* [Material provided]:
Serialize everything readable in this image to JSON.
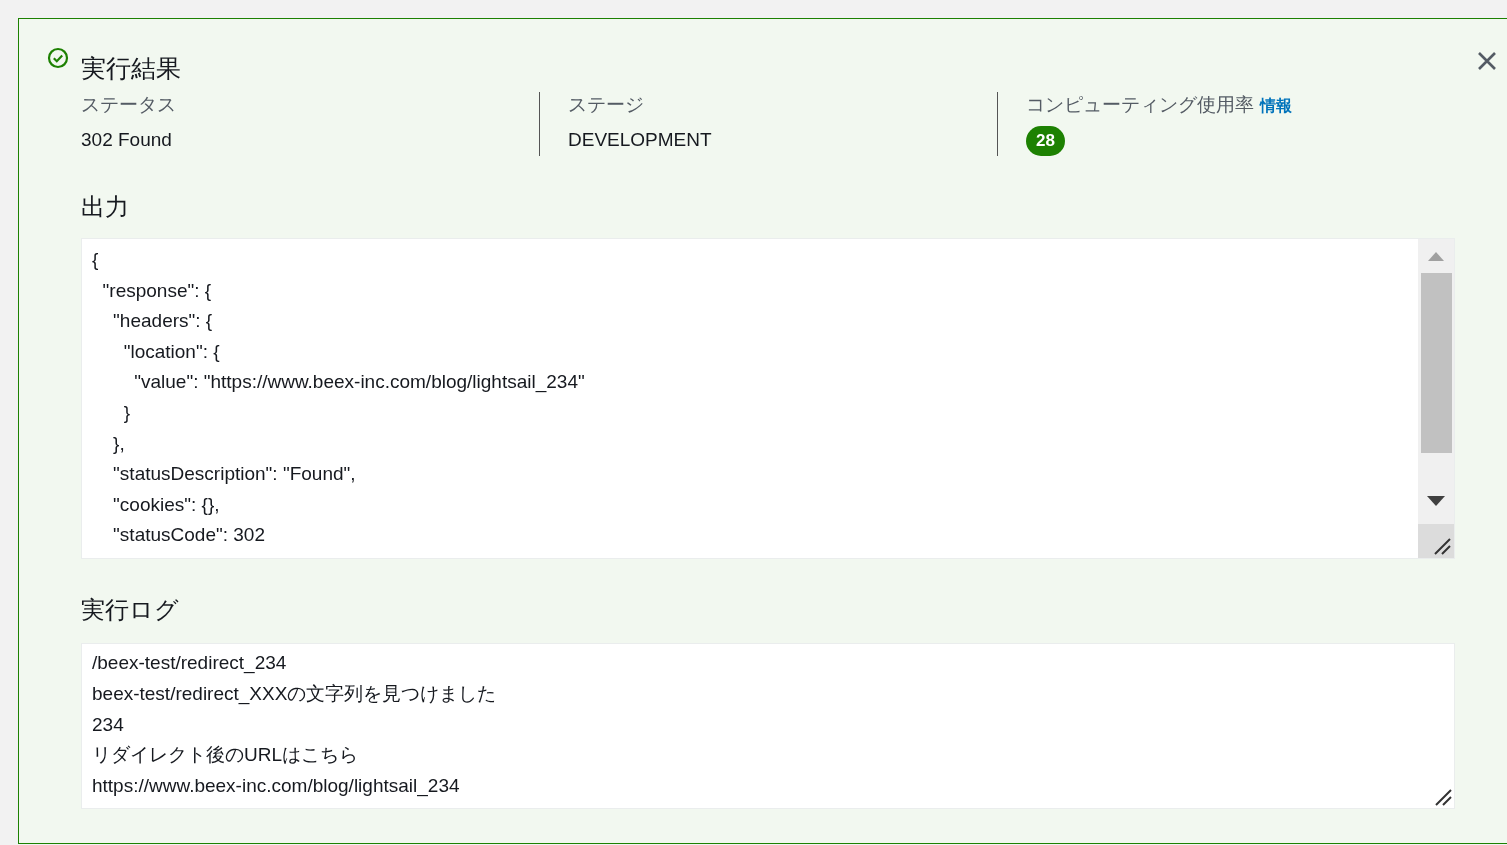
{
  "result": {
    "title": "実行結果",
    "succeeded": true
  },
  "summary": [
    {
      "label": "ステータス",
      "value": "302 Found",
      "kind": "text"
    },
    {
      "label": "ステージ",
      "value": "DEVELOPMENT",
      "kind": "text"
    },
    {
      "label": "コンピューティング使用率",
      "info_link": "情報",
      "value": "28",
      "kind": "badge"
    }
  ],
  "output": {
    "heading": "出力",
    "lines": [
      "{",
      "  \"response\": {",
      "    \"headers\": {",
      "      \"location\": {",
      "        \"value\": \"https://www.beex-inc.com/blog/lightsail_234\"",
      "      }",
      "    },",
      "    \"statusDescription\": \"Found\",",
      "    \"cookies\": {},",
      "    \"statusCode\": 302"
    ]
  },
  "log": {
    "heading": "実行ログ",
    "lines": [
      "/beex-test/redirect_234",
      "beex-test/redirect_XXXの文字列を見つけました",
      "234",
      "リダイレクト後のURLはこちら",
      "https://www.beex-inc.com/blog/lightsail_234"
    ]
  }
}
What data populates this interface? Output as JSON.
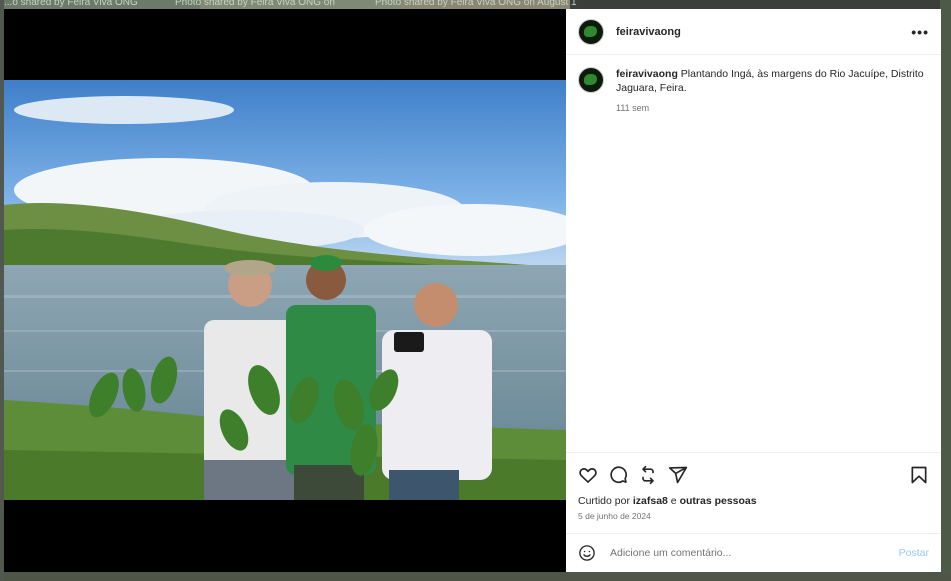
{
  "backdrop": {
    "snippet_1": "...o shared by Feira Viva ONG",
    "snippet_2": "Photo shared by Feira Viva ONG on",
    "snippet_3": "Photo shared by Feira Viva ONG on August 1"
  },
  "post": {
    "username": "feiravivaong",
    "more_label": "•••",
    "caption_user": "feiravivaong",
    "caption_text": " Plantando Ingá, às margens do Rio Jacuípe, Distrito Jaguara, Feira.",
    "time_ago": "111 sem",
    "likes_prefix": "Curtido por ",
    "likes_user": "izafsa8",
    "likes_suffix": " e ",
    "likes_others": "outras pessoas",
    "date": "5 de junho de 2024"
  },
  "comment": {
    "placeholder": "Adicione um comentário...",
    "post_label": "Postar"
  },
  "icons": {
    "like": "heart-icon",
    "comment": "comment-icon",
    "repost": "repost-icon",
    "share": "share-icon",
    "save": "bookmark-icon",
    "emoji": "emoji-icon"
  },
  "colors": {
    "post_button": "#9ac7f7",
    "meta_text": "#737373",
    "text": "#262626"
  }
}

* [Direction]:
Reproduce each line of the material containing the word "beex".

* [Task solution]:
      "        \"value\": \"https://www.beex-inc.com/blog/lightsail_234\"",
      "/beex-test/redirect_234",
      "beex-test/redirect_XXXの文字列を見つけました",
      "https://www.beex-inc.com/blog/lightsail_234"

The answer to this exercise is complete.